→ **STATED EXERCISE**:
Set down the data below without change, skipping the pictures it holds.

→ **DATASET ROWS**:
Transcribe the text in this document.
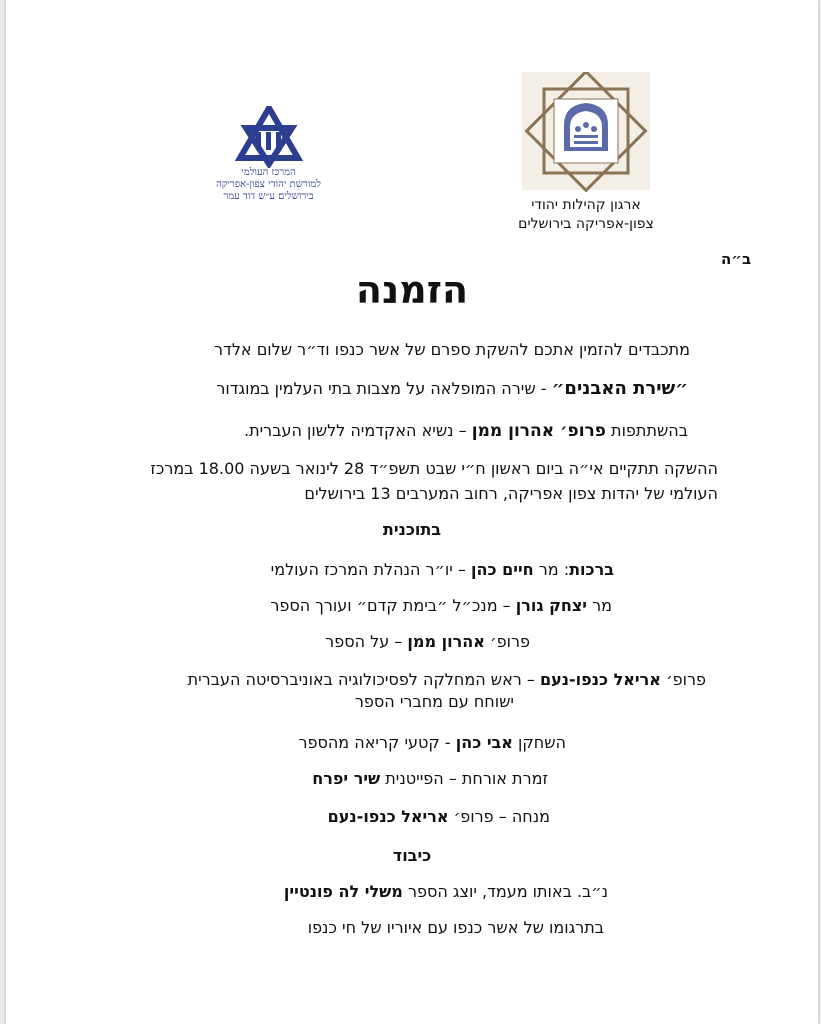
ארגון קהילות יהודי
צפון-אפריקה בירושלים
המרכז העולמי
למורשת יהודי צפון-אפריקה
בירושלים ע״ש דוד עמר
ב״ה
הזמנה
מתכבדים להזמין אתכם להשקת ספרם של אשר כנפו וד״ר שלום אלדר
״שירת האבנים״ - שירה המופלאה על מצבות בתי העלמין במוגדור
בהשתתפות פרופ׳ אהרון ממן – נשיא האקדמיה ללשון העברית.
ההשקה תתקיים אי״ה ביום ראשון ח״י שבט תשפ״ד 28 לינואר בשעה 18.00 במרכז
העולמי של יהדות צפון אפריקה, רחוב המערבים 13 בירושלים
בתוכנית
ברכות: מר חיים כהן – יו״ר הנהלת המרכז העולמי
מר יצחק גורן – מנכ״ל ״בימת קדם״ ועורך הספר
פרופ׳ אהרון ממן – על הספר
פרופ׳ אריאל כנפו-נעם – ראש המחלקה לפסיכולוגיה באוניברסיטה העברית
ישוחח עם מחברי הספר
השחקן אבי כהן - קטעי קריאה מהספר
זמרת אורחת – הפייטנית שיר יפרח
מנחה – פרופ׳ אריאל כנפו-נעם
כיבוד
נ״ב. באותו מעמד, יוצג הספר משלי לה פונטיין
בתרגומו של אשר כנפו עם איוריו של חי כנפו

→ **ANSWER TO THE TASK**:
Transcribe the text in this document.
ארגון קהילות יהודי
צפון-אפריקה בירושלים
המרכז העולמי
למורשת יהודי צפון-אפריקה
בירושלים ע״ש דוד עמר
ב״ה
הזמנה
מתכבדים להזמין אתכם להשקת ספרם של אשר כנפו וד״ר שלום אלדר
״שירת האבנים״ - שירה המופלאה על מצבות בתי העלמין במוגדור
בהשתתפות פרופ׳ אהרון ממן – נשיא האקדמיה ללשון העברית.
ההשקה תתקיים אי״ה ביום ראשון ח״י שבט תשפ״ד 28 לינואר בשעה 18.00 במרכז
העולמי של יהדות צפון אפריקה, רחוב המערבים 13 בירושלים
בתוכנית
ברכות: מר חיים כהן – יו״ר הנהלת המרכז העולמי
מר יצחק גורן – מנכ״ל ״בימת קדם״ ועורך הספר
פרופ׳ אהרון ממן – על הספר
פרופ׳ אריאל כנפו-נעם – ראש המחלקה לפסיכולוגיה באוניברסיטה העברית
ישוחח עם מחברי הספר
השחקן אבי כהן - קטעי קריאה מהספר
זמרת אורחת – הפייטנית שיר יפרח
מנחה – פרופ׳ אריאל כנפו-נעם
כיבוד
נ״ב. באותו מעמד, יוצג הספר משלי לה פונטיין
בתרגומו של אשר כנפו עם איוריו של חי כנפו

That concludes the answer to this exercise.